--- start of Given entries ---
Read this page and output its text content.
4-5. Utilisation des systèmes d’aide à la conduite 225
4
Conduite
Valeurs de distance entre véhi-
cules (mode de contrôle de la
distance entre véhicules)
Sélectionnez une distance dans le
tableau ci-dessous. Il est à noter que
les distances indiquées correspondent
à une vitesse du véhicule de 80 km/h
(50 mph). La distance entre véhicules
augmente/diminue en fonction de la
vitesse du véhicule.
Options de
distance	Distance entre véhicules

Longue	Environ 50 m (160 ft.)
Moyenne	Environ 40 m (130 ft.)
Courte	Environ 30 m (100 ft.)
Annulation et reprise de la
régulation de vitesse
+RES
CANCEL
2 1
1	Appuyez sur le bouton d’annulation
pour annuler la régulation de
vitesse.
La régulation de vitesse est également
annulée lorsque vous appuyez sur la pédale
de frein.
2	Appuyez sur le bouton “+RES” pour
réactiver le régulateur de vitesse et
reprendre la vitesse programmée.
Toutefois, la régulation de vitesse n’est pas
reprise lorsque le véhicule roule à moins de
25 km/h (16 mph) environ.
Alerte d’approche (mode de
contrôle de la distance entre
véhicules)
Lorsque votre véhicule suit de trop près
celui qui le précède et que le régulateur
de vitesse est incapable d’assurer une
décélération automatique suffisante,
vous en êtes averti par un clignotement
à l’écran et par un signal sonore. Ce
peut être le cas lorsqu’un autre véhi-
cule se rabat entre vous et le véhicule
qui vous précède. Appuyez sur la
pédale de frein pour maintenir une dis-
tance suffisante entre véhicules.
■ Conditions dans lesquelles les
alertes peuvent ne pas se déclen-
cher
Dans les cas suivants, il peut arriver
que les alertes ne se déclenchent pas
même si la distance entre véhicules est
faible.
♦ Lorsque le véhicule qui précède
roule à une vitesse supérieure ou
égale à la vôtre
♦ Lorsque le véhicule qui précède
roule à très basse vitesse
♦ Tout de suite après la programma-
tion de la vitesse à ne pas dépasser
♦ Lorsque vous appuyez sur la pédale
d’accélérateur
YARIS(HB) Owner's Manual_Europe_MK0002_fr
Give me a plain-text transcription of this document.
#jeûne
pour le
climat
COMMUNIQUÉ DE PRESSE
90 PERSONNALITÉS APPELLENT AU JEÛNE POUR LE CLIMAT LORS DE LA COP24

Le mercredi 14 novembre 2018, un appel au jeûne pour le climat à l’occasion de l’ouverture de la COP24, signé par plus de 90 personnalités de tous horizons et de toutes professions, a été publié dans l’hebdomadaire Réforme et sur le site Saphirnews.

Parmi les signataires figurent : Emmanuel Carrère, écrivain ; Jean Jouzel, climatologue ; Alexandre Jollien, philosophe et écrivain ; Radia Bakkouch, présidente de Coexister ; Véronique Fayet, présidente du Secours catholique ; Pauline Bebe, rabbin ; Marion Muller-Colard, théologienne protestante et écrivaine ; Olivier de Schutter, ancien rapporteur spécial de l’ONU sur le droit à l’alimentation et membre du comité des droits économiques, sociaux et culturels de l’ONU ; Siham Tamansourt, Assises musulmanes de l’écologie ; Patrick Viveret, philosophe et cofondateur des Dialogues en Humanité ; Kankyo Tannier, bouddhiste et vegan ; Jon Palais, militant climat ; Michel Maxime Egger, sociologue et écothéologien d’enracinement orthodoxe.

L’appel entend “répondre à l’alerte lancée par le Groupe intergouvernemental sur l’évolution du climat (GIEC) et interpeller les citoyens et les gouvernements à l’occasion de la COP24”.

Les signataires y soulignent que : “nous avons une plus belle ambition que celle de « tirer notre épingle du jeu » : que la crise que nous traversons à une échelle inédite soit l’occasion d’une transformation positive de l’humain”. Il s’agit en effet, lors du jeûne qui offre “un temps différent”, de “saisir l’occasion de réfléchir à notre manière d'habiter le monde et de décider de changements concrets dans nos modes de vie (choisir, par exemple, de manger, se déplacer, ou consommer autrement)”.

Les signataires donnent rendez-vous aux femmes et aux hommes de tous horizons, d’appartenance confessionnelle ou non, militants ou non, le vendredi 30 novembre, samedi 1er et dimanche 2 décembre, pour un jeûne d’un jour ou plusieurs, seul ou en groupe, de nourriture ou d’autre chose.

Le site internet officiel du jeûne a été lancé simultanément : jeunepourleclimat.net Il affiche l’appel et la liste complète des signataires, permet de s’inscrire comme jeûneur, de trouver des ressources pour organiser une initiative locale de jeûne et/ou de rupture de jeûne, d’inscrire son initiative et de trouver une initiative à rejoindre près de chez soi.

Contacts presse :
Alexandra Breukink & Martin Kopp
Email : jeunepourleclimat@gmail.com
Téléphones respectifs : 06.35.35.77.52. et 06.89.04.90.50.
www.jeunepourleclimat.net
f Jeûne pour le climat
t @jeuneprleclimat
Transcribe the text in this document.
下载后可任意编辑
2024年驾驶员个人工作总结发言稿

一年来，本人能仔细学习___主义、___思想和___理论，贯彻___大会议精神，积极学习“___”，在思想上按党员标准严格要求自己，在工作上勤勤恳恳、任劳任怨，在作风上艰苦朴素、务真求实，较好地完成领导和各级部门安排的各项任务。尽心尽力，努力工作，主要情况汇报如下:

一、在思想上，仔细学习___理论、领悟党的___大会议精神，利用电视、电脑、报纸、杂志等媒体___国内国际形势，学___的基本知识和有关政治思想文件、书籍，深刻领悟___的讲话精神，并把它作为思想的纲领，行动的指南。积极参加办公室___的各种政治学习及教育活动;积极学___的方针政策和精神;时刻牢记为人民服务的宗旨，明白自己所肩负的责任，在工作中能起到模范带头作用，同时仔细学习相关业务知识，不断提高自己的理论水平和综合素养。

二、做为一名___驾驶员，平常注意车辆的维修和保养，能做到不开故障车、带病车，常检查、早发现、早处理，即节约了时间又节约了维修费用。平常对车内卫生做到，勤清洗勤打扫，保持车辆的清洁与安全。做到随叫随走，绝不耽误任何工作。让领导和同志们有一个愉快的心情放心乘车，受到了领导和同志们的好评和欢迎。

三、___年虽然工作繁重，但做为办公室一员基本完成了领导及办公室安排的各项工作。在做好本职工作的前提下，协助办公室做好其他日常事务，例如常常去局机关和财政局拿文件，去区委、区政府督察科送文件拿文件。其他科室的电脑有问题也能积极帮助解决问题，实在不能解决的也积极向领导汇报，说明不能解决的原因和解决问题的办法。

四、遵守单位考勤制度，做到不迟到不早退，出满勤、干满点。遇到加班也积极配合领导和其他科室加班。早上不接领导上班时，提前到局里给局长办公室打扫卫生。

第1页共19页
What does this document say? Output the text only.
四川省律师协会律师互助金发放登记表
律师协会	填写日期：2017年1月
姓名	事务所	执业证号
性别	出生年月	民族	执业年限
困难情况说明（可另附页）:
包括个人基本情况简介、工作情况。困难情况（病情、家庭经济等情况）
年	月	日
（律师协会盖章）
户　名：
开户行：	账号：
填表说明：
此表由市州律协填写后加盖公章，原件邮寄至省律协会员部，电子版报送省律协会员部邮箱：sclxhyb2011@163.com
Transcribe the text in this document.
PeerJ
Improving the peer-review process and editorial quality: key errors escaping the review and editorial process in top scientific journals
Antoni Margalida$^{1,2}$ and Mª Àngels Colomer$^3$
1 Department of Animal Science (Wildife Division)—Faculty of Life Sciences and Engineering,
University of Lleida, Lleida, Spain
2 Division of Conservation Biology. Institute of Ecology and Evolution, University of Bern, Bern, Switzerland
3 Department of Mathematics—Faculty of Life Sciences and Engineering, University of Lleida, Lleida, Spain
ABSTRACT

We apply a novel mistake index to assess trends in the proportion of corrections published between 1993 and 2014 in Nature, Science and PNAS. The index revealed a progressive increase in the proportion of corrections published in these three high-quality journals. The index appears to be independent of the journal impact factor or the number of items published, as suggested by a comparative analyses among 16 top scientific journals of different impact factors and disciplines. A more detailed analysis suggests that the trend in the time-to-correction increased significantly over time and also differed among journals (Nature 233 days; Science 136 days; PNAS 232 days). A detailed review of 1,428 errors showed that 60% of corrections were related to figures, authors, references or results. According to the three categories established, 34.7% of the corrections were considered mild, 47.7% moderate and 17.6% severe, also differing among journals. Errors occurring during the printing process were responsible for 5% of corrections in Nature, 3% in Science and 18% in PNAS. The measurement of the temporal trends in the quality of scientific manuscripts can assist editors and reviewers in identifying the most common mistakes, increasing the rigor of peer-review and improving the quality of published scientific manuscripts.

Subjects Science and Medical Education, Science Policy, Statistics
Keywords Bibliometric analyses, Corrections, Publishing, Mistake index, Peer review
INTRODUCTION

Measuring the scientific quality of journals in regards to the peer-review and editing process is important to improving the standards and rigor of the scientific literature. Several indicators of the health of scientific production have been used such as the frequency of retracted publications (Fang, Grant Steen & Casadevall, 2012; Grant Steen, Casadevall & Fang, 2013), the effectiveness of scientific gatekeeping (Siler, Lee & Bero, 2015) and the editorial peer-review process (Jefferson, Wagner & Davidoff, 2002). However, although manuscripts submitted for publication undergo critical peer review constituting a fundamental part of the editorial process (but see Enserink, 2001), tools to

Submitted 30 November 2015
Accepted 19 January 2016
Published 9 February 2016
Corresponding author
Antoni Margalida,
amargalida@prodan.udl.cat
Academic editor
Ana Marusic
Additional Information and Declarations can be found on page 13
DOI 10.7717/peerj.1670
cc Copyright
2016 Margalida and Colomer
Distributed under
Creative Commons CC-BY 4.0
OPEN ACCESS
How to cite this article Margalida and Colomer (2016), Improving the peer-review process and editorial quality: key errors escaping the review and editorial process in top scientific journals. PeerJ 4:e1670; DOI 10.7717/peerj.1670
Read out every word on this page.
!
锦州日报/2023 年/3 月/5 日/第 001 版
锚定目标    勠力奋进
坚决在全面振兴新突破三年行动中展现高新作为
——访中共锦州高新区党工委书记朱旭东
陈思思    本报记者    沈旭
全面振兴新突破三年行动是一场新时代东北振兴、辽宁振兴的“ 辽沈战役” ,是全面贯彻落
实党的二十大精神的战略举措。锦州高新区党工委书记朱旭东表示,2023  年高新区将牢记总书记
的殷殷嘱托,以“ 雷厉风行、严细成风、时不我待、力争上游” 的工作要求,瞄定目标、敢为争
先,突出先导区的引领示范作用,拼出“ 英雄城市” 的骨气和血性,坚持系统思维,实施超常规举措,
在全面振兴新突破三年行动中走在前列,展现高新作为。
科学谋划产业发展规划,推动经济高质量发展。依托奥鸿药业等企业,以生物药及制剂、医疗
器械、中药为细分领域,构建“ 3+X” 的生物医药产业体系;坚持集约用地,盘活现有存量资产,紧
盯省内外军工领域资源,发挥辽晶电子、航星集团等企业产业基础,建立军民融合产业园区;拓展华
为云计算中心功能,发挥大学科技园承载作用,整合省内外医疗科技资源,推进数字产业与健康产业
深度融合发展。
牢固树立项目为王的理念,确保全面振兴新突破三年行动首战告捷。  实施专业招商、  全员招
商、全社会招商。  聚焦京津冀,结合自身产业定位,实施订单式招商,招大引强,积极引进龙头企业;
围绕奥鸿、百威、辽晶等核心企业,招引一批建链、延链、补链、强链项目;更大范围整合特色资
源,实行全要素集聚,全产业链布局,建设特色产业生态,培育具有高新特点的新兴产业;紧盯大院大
--- end of Given entries ---
[Short exercise]
State the count of lines above containing the string "horizons", and add nothing to it.

[Solution]
2